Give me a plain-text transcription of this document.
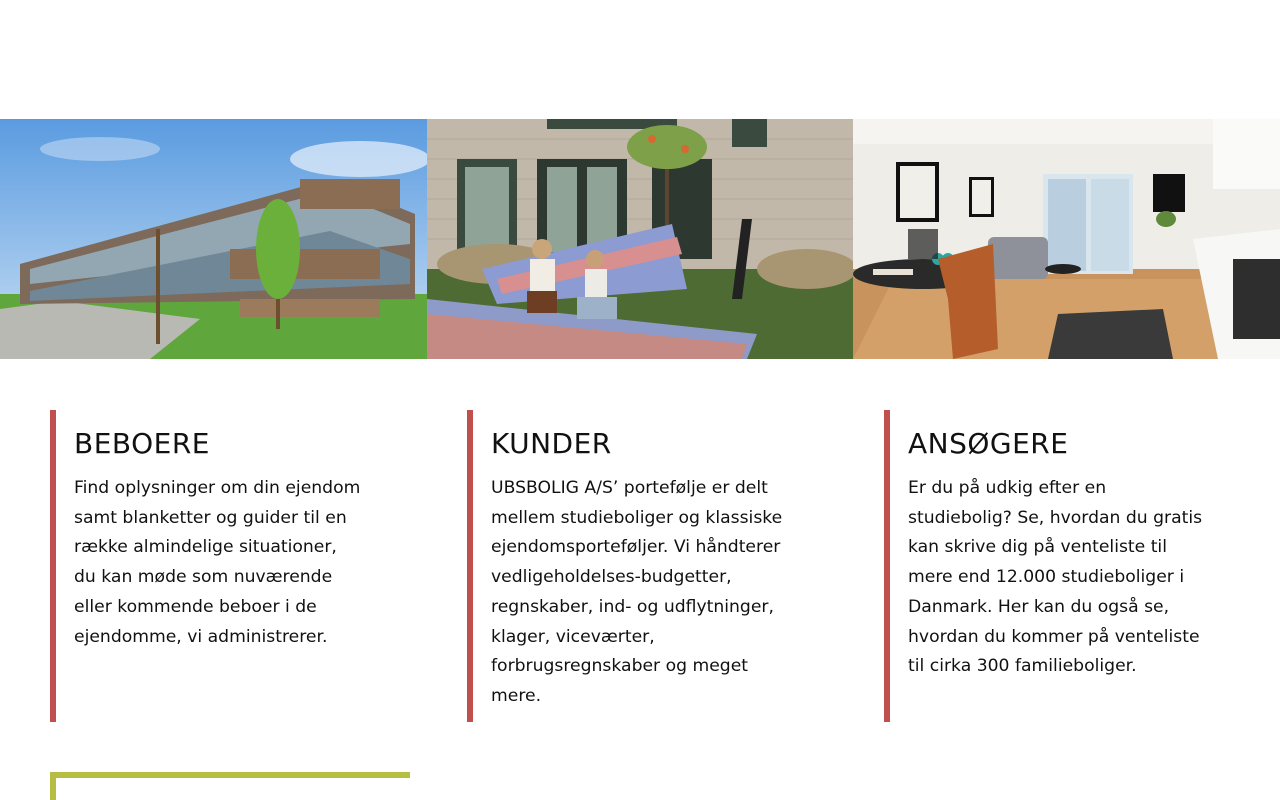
BEBOERE

Find oplysninger om din ejendom samt blanketter og guider til en række almindelige situationer, du kan møde som nuværende eller kommende beboer i de ejendomme, vi administrerer.

KUNDER

UBSBOLIG A/S’ portefølje er delt mellem studieboliger og klassiske ejendomsporteføljer. Vi håndterer vedligeholdelses-budgetter, regnskaber, ind- og udflytninger, klager, viceværter, forbrugsregnskaber og meget mere.

ANSØGERE

Er du på udkig efter en studiebolig? Se, hvordan du gratis kan skrive dig på venteliste til mere end 12.000 studieboliger i Danmark. Her kan du også se, hvordan du kommer på venteliste til cirka 300 familieboliger.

- - - - - - -

Your goal ::
Copy the listing over exactly, skipping the pictures it holds.

Answer to the task ::
Give me a plain-text transcription of this document.
BEBOERE

Find oplysninger om din ejendom samt blanketter og guider til en række almindelige situationer, du kan møde som nuværende eller kommende beboer i de ejendomme, vi administrerer.

KUNDER

UBSBOLIG A/S’ portefølje er delt mellem studieboliger og klassiske ejendomsporteføljer. Vi håndterer vedligeholdelses-budgetter, regnskaber, ind- og udflytninger, klager, viceværter, forbrugsregnskaber og meget mere.

ANSØGERE

Er du på udkig efter en studiebolig? Se, hvordan du gratis kan skrive dig på venteliste til mere end 12.000 studieboliger i Danmark. Her kan du også se, hvordan du kommer på venteliste til cirka 300 familieboliger.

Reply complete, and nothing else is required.